> _TASK GOAL_
Will you write out the data exactly, excluding every picture?

* begin *

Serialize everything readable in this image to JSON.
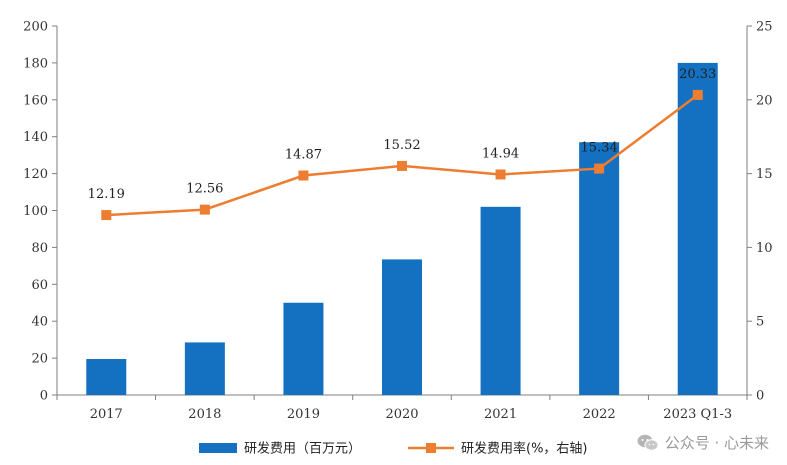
{
  "chart_data": {
    "type": "bar+line",
    "categories": [
      "2017",
      "2018",
      "2019",
      "2020",
      "2021",
      "2022",
      "2023 Q1-3"
    ],
    "series": [
      {
        "name": "研发费用（百万元）",
        "type": "bar",
        "axis": "left",
        "color": "#1470c0",
        "values": [
          19.5,
          28.5,
          50,
          73.5,
          102,
          137,
          180
        ]
      },
      {
        "name": "研发费用率(%，右轴)",
        "type": "line",
        "axis": "right",
        "color": "#ed7d31",
        "values": [
          12.19,
          12.56,
          14.87,
          15.52,
          14.94,
          15.34,
          20.33
        ],
        "labels": [
          "12.19",
          "12.56",
          "14.87",
          "15.52",
          "14.94",
          "15.34",
          "20.33"
        ]
      }
    ],
    "y_left": {
      "min": 0,
      "max": 200,
      "ticks": [
        "0",
        "20",
        "40",
        "60",
        "80",
        "100",
        "120",
        "140",
        "160",
        "180",
        "200"
      ]
    },
    "y_right": {
      "min": 0,
      "max": 25,
      "ticks": [
        "0",
        "5",
        "10",
        "15",
        "20",
        "25"
      ]
    },
    "grid": false,
    "legend_position": "bottom"
  },
  "watermark": {
    "text": "公众号 · 心未来",
    "icon": "wechat-icon"
  }
}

* end *

> _SOLUTION TO THE EXERCISE_
Serialize everything readable in this image to JSON.
{
  "chart_data": {
    "type": "bar+line",
    "categories": [
      "2017",
      "2018",
      "2019",
      "2020",
      "2021",
      "2022",
      "2023 Q1-3"
    ],
    "series": [
      {
        "name": "研发费用（百万元）",
        "type": "bar",
        "axis": "left",
        "color": "#1470c0",
        "values": [
          19.5,
          28.5,
          50,
          73.5,
          102,
          137,
          180
        ]
      },
      {
        "name": "研发费用率(%，右轴)",
        "type": "line",
        "axis": "right",
        "color": "#ed7d31",
        "values": [
          12.19,
          12.56,
          14.87,
          15.52,
          14.94,
          15.34,
          20.33
        ],
        "labels": [
          "12.19",
          "12.56",
          "14.87",
          "15.52",
          "14.94",
          "15.34",
          "20.33"
        ]
      }
    ],
    "y_left": {
      "min": 0,
      "max": 200,
      "ticks": [
        "0",
        "20",
        "40",
        "60",
        "80",
        "100",
        "120",
        "140",
        "160",
        "180",
        "200"
      ]
    },
    "y_right": {
      "min": 0,
      "max": 25,
      "ticks": [
        "0",
        "5",
        "10",
        "15",
        "20",
        "25"
      ]
    },
    "grid": false,
    "legend_position": "bottom"
  },
  "watermark": {
    "text": "公众号 · 心未来",
    "icon": "wechat-icon"
  }
}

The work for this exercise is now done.